(Stored data)
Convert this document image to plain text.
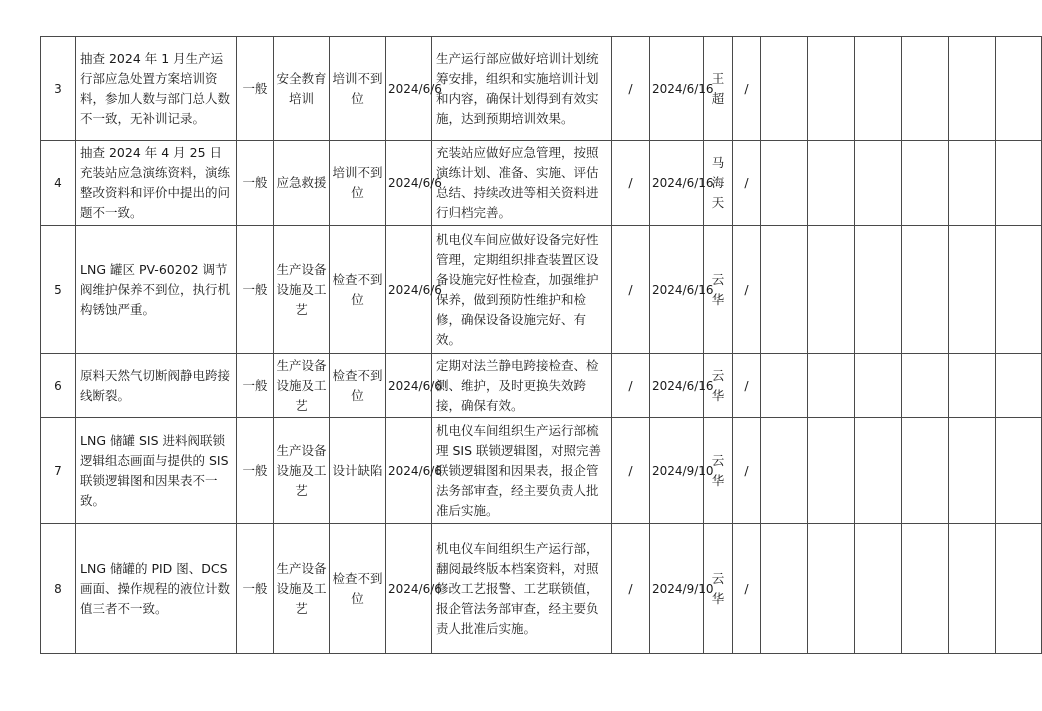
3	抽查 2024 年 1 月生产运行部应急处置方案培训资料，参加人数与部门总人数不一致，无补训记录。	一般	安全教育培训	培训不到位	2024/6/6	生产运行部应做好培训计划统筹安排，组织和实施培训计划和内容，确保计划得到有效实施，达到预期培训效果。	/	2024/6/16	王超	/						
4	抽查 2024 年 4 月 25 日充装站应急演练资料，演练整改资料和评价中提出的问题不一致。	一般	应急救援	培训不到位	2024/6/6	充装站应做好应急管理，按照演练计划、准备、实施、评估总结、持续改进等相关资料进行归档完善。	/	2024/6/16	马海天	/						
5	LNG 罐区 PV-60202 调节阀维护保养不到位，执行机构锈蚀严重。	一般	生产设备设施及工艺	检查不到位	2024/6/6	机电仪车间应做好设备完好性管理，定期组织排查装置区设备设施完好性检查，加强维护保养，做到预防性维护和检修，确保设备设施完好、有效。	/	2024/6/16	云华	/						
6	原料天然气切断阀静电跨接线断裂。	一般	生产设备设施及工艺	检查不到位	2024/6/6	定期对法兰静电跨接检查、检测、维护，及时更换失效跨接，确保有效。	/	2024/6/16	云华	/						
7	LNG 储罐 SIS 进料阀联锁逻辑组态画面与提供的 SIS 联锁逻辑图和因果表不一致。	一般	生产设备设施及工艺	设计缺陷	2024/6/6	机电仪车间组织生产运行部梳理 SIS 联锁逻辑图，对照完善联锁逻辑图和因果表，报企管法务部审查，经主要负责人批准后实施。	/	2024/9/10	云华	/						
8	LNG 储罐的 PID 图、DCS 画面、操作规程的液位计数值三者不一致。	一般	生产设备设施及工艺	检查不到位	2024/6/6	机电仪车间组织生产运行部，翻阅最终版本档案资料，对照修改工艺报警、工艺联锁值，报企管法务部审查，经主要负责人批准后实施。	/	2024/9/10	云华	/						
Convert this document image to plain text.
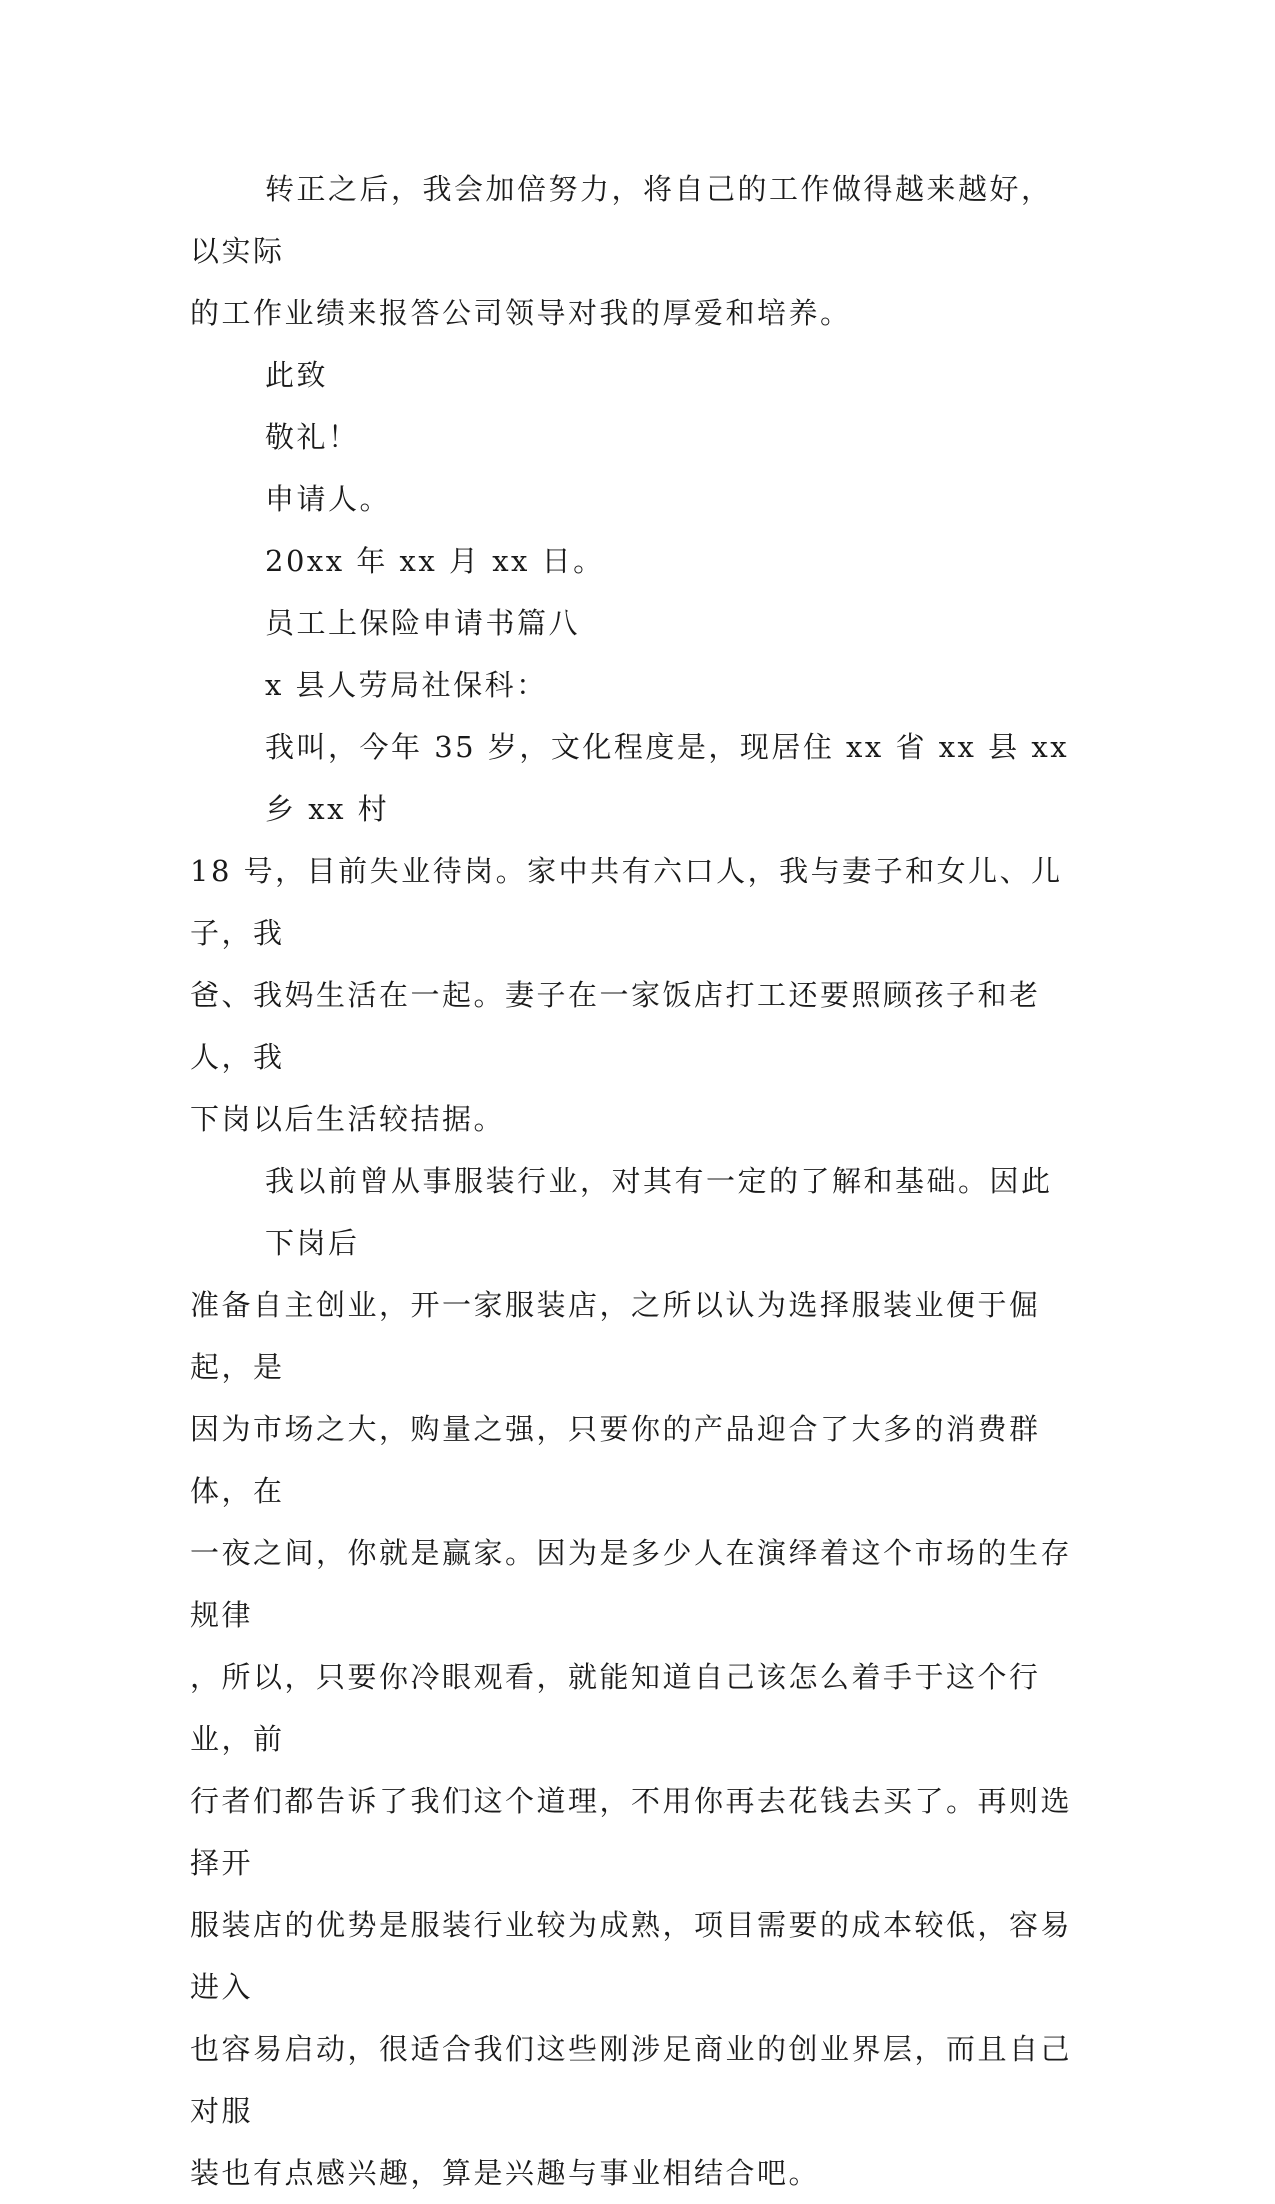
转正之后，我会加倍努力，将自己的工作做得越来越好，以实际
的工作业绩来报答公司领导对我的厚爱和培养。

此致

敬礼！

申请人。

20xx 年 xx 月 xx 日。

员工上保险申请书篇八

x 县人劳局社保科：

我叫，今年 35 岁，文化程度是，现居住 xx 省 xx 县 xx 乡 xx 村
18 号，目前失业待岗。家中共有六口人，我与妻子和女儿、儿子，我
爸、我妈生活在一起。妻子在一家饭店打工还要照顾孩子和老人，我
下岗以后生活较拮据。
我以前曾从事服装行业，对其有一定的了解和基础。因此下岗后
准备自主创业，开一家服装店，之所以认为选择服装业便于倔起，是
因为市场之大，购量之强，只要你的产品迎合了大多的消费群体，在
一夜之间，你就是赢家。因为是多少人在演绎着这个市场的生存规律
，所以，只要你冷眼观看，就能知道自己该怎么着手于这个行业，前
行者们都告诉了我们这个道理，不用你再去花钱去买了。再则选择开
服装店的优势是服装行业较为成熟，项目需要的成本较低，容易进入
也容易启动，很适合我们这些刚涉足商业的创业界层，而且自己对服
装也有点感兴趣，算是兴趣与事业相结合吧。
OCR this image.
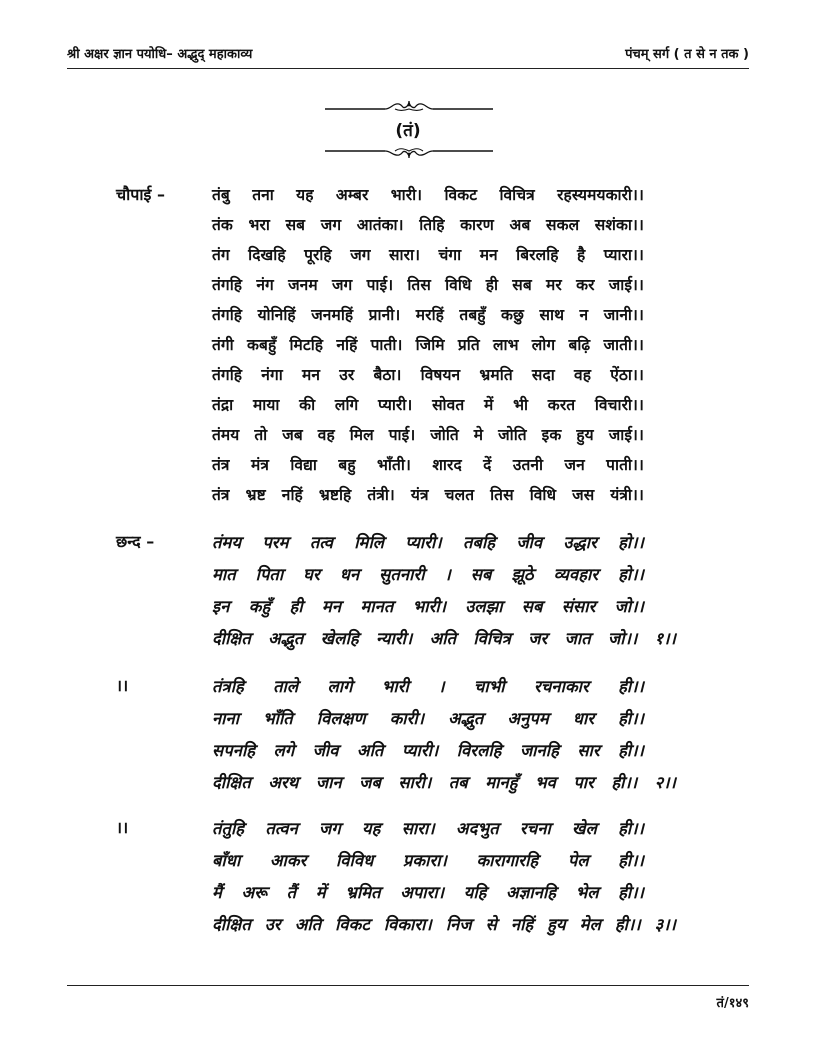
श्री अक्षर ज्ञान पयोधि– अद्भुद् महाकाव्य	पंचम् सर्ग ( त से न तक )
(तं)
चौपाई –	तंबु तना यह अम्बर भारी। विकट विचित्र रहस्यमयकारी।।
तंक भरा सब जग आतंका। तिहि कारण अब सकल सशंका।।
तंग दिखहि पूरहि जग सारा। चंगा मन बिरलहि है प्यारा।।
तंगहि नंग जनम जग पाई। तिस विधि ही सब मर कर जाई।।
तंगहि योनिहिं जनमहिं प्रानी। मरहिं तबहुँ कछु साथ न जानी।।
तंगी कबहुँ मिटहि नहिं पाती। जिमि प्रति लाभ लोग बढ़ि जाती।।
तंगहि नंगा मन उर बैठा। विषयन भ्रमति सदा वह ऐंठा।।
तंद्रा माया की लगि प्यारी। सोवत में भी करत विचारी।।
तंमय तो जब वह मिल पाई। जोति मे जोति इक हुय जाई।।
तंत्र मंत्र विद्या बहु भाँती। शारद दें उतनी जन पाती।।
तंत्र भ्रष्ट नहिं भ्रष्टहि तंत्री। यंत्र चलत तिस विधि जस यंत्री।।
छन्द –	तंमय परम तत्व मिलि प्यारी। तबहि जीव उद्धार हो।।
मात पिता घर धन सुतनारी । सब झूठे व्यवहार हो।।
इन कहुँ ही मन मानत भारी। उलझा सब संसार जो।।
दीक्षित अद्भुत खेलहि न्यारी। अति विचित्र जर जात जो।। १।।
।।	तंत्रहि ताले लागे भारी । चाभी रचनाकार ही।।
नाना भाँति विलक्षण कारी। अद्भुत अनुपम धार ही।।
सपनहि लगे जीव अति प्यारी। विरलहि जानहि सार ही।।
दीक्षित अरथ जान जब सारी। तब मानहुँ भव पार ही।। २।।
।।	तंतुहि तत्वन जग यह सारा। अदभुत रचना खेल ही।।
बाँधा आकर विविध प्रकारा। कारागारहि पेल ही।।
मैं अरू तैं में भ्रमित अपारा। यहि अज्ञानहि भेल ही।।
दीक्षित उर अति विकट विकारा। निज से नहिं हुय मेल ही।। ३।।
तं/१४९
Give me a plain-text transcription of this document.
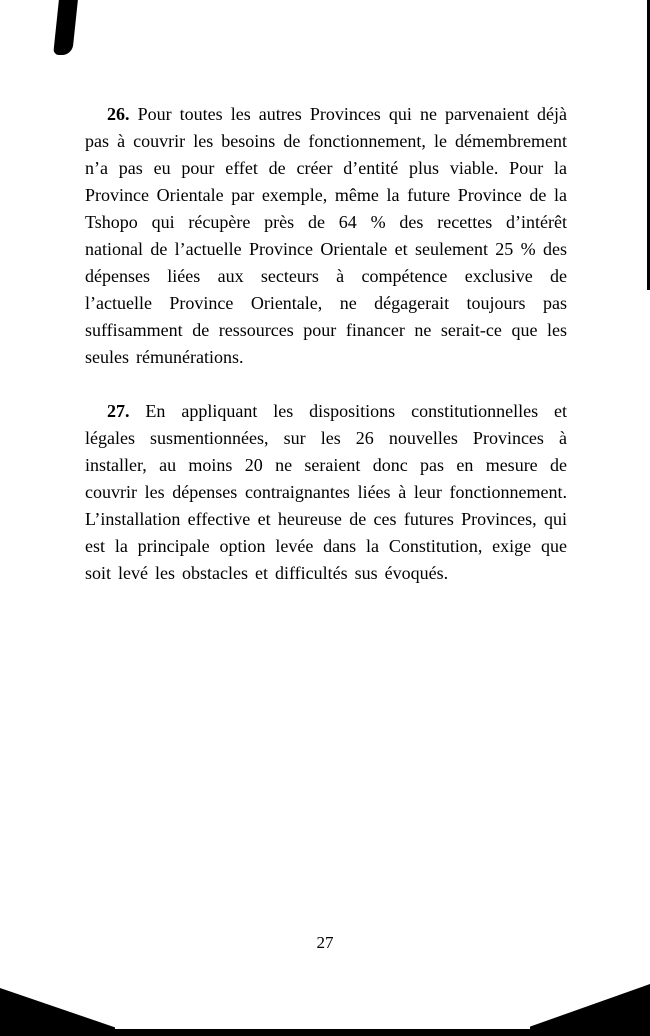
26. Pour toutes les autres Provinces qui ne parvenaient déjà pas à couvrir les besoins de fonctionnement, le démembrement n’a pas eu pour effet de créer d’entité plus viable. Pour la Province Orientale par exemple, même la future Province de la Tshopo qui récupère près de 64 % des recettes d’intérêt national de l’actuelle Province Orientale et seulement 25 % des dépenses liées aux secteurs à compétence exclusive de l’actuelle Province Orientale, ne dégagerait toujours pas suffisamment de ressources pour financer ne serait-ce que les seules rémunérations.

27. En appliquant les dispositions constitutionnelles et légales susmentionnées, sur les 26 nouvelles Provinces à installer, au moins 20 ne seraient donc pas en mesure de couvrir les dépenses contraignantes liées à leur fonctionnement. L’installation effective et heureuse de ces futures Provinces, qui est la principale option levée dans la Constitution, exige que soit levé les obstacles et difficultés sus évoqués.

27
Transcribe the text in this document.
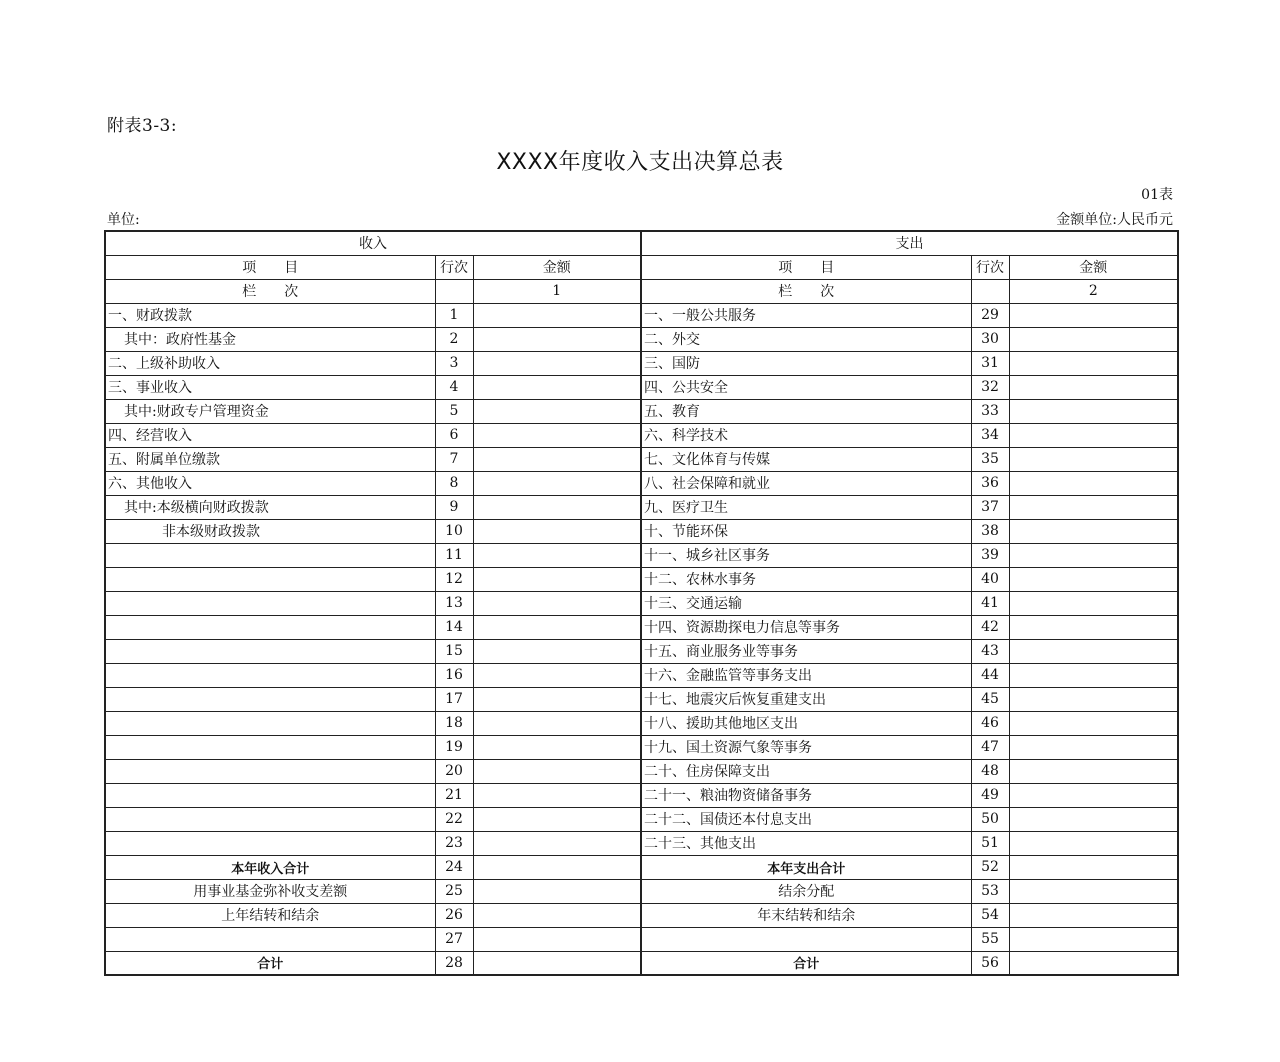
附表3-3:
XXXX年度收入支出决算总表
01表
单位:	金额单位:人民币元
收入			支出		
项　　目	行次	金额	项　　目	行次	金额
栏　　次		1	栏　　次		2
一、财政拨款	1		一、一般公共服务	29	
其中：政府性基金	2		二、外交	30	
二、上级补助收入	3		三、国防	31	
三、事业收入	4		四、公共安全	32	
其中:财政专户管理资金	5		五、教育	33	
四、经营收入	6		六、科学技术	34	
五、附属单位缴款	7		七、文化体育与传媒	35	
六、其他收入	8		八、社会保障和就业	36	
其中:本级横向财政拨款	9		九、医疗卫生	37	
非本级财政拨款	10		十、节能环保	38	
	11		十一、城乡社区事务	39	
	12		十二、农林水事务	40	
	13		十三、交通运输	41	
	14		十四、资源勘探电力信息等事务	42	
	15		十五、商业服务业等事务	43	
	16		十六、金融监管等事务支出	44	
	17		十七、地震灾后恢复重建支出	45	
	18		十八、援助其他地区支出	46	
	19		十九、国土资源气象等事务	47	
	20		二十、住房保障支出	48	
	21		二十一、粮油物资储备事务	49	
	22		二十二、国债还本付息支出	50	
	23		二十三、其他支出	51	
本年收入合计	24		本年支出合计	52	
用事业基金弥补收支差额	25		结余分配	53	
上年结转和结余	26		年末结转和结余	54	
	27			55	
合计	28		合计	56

TASK GOAL: Skip the pictures and retype exactly the lines from the one that contains "Transcribe the text in this document." to the last line of the records.

IN RESPONSE:
Transcribe the text in this document.
附表3-3:
XXXX年度收入支出决算总表
01表
单位:	金额单位:人民币元
收入			支出		
项　　目	行次	金额	项　　目	行次	金额
栏　　次		1	栏　　次		2
一、财政拨款	1		一、一般公共服务	29	
其中：政府性基金	2		二、外交	30	
二、上级补助收入	3		三、国防	31	
三、事业收入	4		四、公共安全	32	
其中:财政专户管理资金	5		五、教育	33	
四、经营收入	6		六、科学技术	34	
五、附属单位缴款	7		七、文化体育与传媒	35	
六、其他收入	8		八、社会保障和就业	36	
其中:本级横向财政拨款	9		九、医疗卫生	37	
非本级财政拨款	10		十、节能环保	38	
	11		十一、城乡社区事务	39	
	12		十二、农林水事务	40	
	13		十三、交通运输	41	
	14		十四、资源勘探电力信息等事务	42	
	15		十五、商业服务业等事务	43	
	16		十六、金融监管等事务支出	44	
	17		十七、地震灾后恢复重建支出	45	
	18		十八、援助其他地区支出	46	
	19		十九、国土资源气象等事务	47	
	20		二十、住房保障支出	48	
	21		二十一、粮油物资储备事务	49	
	22		二十二、国债还本付息支出	50	
	23		二十三、其他支出	51	
本年收入合计	24		本年支出合计	52	
用事业基金弥补收支差额	25		结余分配	53	
上年结转和结余	26		年末结转和结余	54	
	27			55	
合计	28		合计	56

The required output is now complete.